* Given problem:
Pull every line with the word "adanya" out of the entries below.

+++ Data provided

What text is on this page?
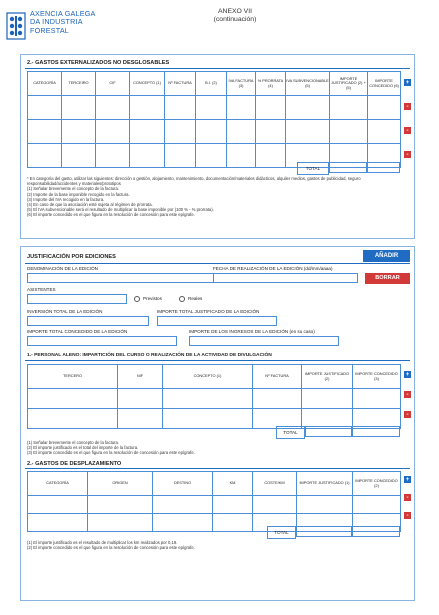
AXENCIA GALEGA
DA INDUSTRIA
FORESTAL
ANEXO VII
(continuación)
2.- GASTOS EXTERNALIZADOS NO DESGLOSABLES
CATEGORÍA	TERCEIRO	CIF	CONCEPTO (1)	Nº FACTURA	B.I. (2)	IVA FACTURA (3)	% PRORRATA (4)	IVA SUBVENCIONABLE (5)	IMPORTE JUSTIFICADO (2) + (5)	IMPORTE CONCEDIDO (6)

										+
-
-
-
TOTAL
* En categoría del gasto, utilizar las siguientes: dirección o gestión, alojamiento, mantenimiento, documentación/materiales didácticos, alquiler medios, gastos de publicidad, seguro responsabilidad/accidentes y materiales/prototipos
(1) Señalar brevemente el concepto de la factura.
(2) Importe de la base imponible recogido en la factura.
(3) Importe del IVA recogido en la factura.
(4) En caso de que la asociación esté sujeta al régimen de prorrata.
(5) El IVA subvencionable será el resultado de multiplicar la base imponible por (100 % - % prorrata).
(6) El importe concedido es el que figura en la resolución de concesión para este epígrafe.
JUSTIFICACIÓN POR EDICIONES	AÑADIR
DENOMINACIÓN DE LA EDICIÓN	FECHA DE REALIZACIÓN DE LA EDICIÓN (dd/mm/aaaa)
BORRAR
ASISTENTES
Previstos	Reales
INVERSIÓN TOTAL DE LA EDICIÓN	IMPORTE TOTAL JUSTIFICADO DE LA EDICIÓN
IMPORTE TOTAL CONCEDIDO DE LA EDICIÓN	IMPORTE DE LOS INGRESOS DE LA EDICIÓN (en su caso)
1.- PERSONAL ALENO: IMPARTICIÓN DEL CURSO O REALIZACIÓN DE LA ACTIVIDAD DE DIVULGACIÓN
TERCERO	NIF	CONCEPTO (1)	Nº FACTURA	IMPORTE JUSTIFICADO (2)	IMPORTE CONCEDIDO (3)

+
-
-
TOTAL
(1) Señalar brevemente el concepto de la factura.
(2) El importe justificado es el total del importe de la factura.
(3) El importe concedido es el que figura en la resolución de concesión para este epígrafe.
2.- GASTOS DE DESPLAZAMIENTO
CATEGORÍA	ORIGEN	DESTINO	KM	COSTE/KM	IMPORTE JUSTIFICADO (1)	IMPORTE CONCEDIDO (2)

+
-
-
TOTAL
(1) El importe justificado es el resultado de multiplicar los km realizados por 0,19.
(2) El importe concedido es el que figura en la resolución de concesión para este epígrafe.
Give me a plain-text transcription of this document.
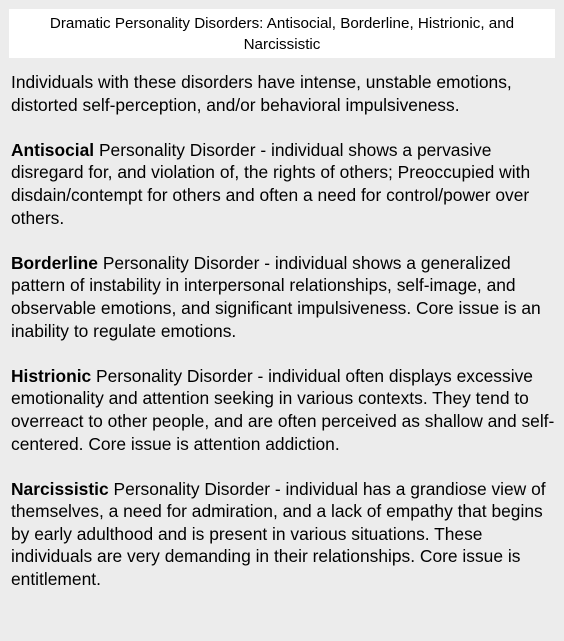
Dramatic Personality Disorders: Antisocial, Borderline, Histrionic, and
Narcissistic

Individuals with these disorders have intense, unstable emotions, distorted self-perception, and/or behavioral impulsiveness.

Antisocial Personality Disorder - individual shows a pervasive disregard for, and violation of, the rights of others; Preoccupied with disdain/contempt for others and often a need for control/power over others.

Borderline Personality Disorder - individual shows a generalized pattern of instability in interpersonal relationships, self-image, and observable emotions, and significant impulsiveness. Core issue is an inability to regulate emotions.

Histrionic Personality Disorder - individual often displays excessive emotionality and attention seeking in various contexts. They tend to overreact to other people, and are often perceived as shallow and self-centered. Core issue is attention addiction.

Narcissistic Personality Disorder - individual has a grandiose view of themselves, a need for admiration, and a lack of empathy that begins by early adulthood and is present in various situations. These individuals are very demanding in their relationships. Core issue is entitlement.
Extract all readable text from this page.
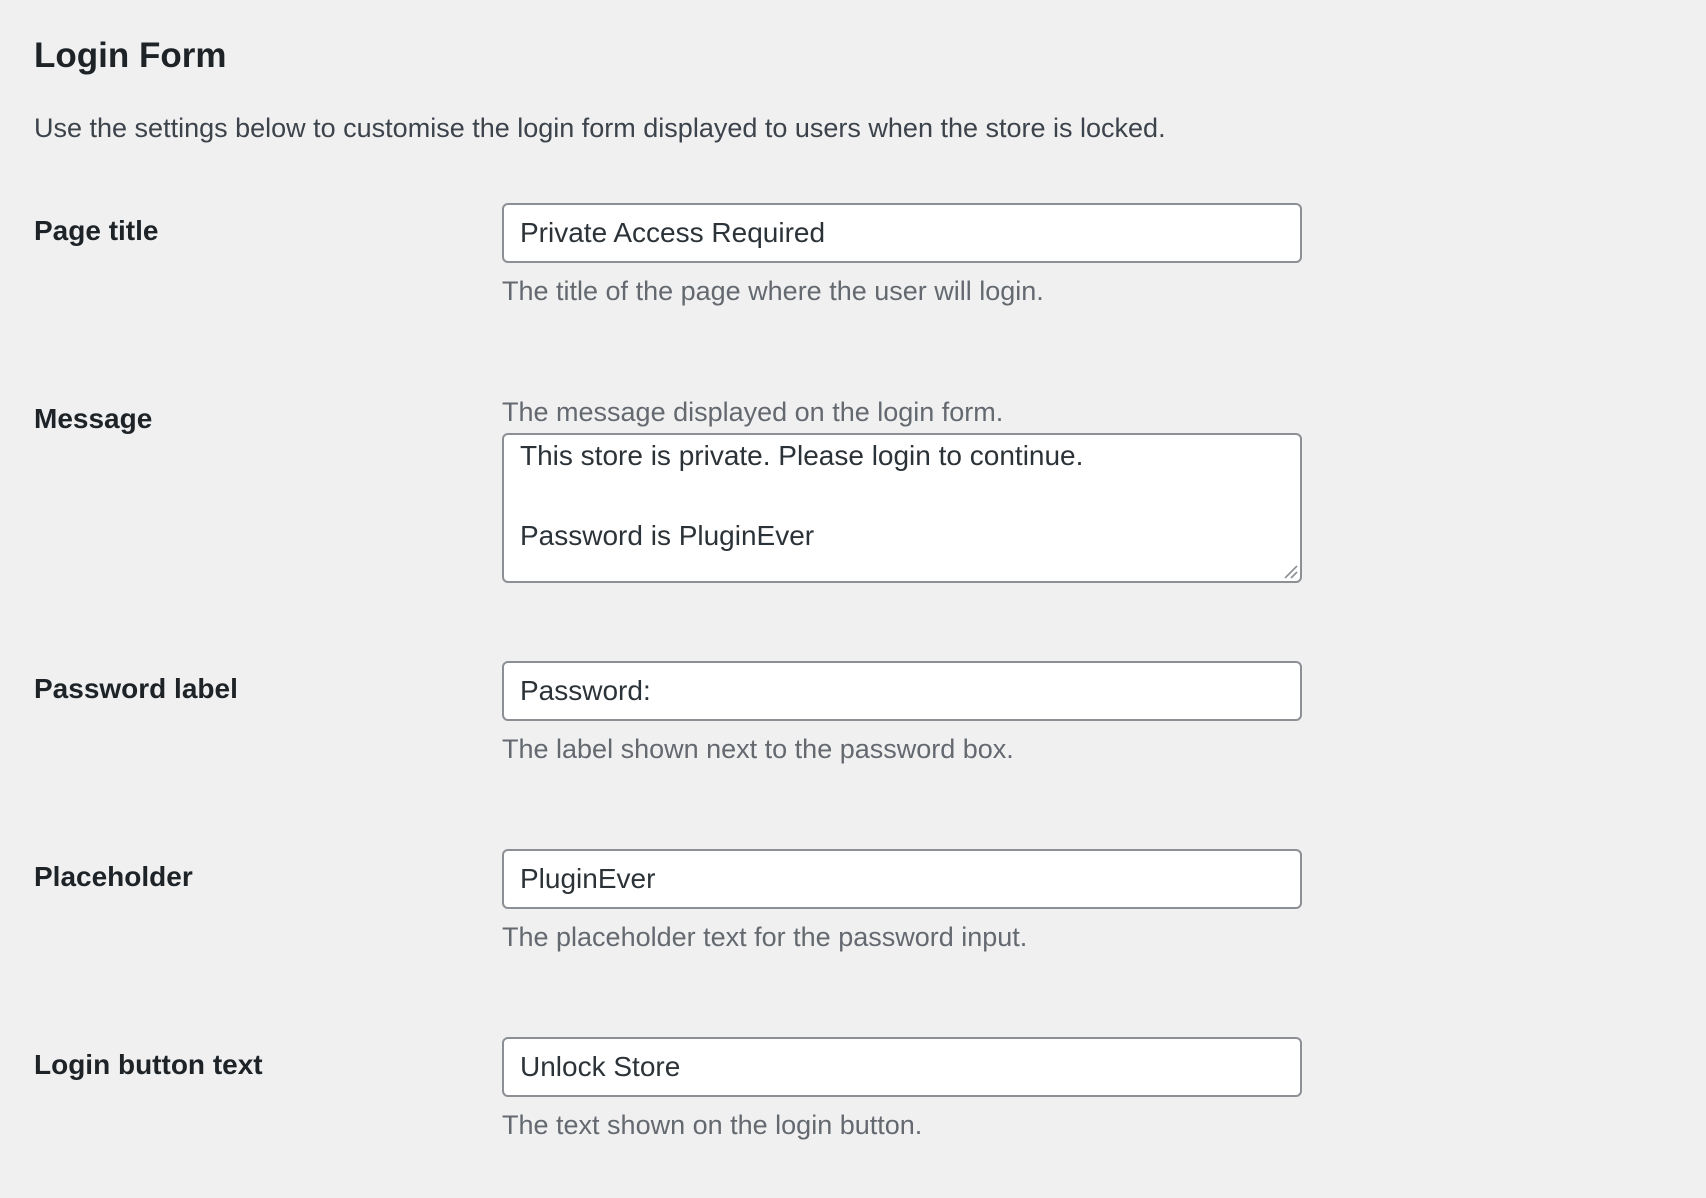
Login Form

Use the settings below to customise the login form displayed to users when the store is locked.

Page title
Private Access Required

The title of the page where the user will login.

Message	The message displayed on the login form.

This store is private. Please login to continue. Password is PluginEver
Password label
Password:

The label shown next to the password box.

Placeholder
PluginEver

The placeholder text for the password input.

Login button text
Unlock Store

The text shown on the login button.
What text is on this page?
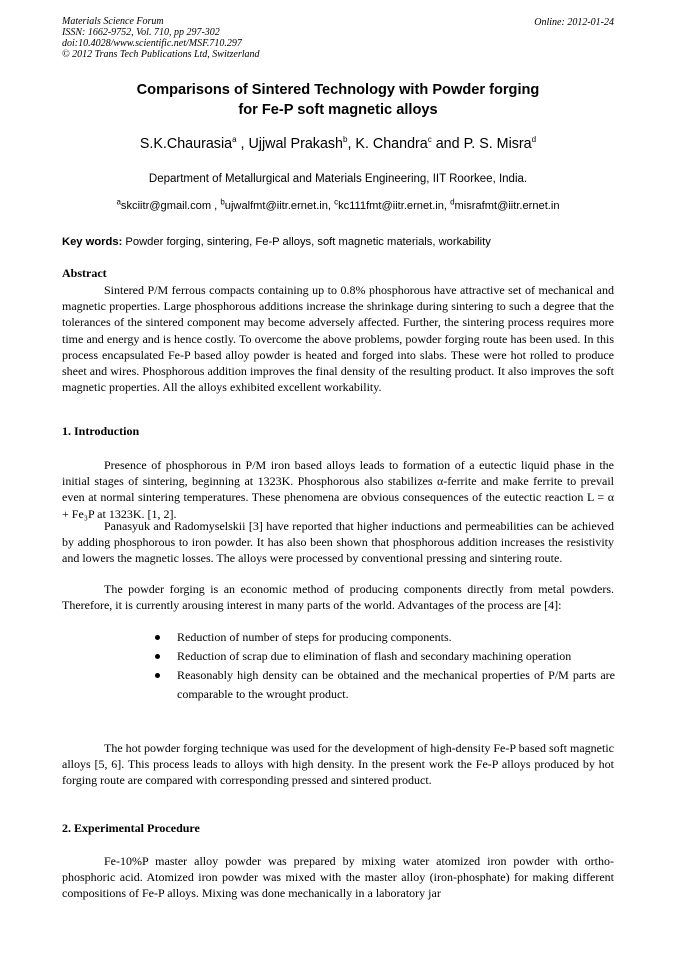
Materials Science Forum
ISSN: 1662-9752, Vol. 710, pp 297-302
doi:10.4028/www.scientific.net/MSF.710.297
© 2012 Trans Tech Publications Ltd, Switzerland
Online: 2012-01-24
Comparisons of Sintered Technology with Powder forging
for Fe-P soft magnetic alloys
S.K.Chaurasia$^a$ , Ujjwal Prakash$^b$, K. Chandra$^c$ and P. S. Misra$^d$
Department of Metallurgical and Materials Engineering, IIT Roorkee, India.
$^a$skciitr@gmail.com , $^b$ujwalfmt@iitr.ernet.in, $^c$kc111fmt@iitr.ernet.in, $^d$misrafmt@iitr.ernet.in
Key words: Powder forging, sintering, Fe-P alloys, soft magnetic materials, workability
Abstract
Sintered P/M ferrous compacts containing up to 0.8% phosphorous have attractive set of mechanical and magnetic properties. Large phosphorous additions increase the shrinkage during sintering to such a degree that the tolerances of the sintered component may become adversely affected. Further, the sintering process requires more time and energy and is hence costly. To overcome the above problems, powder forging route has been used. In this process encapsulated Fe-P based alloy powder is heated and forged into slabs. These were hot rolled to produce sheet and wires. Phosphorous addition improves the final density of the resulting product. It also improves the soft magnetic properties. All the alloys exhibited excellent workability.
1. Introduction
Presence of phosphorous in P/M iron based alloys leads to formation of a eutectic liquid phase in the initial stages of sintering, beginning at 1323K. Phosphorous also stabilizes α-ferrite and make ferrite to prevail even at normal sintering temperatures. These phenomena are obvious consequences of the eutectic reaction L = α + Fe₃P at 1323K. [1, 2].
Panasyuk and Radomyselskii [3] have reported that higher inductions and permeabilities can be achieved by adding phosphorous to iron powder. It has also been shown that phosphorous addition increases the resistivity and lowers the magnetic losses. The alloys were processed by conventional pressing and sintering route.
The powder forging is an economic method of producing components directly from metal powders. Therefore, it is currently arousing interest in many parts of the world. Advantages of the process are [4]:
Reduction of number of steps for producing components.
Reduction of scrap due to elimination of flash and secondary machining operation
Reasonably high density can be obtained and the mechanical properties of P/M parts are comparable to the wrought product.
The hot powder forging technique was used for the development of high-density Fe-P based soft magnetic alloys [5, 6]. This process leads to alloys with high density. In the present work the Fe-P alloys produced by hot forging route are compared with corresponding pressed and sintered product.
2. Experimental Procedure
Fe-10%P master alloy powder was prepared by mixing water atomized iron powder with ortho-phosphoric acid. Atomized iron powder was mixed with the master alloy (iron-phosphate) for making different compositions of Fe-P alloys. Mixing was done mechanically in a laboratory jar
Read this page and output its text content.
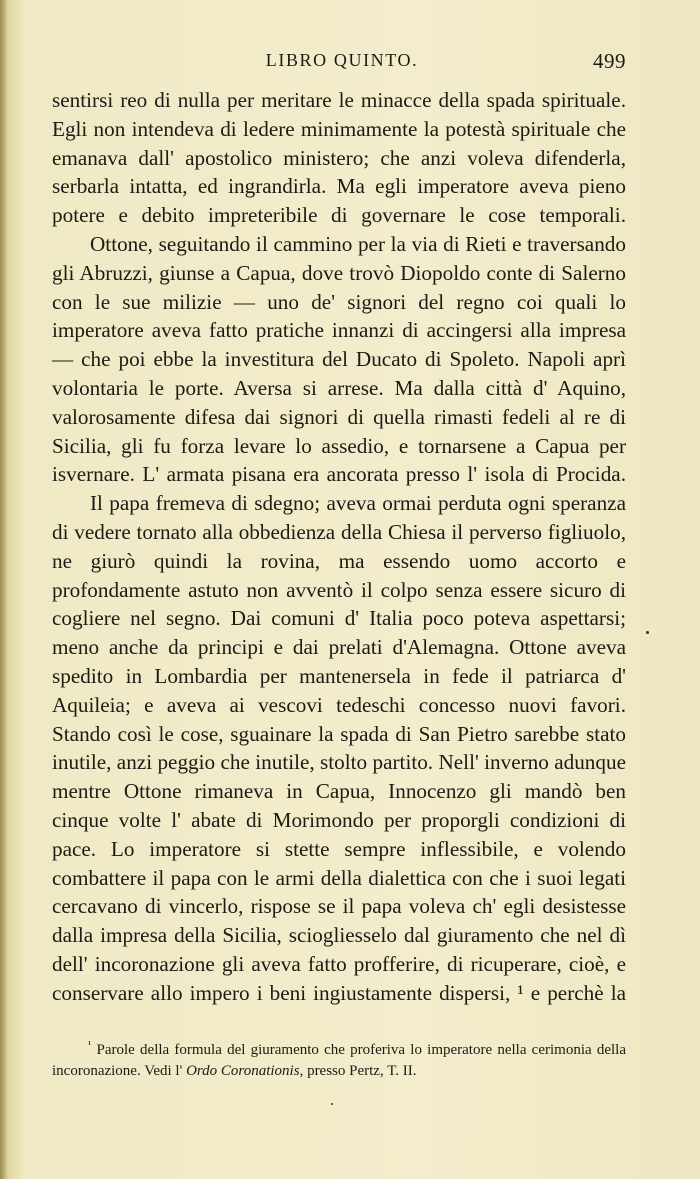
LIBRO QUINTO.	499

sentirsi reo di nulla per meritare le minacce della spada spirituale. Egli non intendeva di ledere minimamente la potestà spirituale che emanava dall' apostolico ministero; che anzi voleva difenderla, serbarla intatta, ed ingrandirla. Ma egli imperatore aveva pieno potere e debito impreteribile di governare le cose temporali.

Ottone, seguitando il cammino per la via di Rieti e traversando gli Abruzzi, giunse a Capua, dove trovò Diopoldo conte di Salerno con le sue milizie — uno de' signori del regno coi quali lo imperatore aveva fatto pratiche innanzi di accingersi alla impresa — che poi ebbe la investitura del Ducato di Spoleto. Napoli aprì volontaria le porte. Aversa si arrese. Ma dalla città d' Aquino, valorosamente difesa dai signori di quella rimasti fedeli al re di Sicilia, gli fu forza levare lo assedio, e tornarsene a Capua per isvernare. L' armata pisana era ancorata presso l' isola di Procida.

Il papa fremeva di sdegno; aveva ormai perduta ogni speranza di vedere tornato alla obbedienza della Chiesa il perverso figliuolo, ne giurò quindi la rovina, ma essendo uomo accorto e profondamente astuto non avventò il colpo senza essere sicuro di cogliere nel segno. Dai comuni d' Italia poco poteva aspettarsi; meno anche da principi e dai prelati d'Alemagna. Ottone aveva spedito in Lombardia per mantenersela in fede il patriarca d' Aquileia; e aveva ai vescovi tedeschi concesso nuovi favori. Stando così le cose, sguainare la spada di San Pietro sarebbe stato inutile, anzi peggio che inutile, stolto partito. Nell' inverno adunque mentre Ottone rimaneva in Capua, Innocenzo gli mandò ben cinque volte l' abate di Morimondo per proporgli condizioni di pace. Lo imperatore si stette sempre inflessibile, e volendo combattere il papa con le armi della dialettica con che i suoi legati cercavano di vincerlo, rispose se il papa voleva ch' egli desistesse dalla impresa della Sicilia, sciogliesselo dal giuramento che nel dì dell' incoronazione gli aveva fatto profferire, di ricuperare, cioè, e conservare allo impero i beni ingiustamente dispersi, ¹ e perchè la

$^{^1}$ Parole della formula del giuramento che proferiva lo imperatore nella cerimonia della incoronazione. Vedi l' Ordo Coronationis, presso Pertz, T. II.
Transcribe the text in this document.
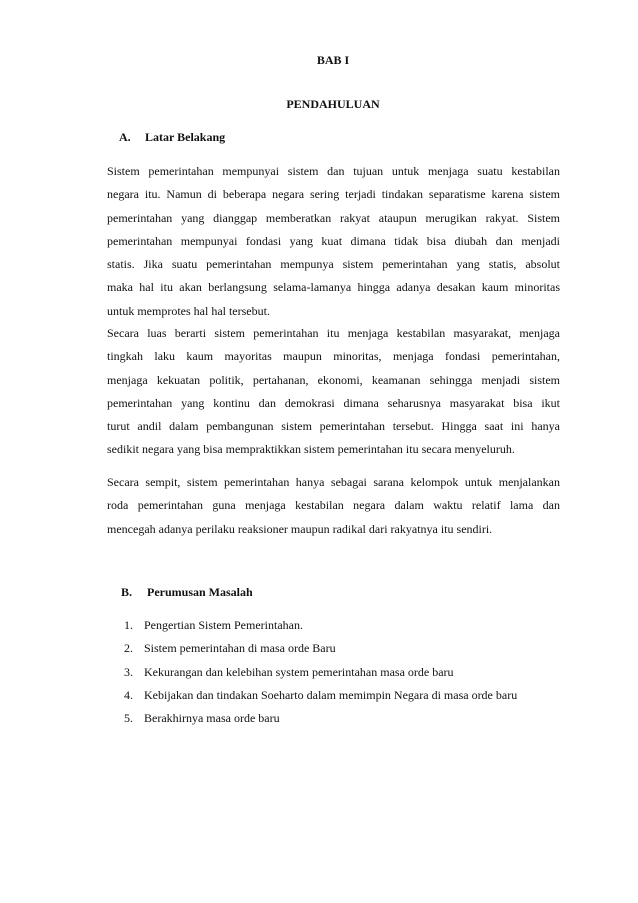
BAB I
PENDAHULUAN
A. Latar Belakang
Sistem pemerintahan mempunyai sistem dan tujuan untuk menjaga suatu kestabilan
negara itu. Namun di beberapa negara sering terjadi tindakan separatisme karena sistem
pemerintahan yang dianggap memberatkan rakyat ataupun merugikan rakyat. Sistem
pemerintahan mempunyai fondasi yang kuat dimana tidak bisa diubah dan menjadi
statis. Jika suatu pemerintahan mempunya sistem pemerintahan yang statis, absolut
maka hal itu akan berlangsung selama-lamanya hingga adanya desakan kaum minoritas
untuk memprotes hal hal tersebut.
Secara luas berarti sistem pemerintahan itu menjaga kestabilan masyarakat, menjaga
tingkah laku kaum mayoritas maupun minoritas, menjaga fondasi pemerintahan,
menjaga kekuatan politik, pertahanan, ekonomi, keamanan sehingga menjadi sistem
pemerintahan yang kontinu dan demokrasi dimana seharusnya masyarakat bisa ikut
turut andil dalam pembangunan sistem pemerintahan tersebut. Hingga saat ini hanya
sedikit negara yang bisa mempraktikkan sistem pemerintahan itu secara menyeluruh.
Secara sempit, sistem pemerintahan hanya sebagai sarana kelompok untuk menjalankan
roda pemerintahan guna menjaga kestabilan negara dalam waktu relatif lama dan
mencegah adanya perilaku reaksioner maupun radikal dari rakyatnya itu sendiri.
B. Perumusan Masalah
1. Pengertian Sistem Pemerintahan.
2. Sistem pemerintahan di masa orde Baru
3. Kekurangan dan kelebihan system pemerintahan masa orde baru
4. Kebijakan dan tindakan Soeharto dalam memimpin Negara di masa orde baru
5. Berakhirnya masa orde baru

++++++

* Result below:
maka hal itu akan berlangsung selama-lamanya hingga adanya desakan kaum minoritas
mencegah adanya perilaku reaksioner maupun radikal dari rakyatnya itu sendiri.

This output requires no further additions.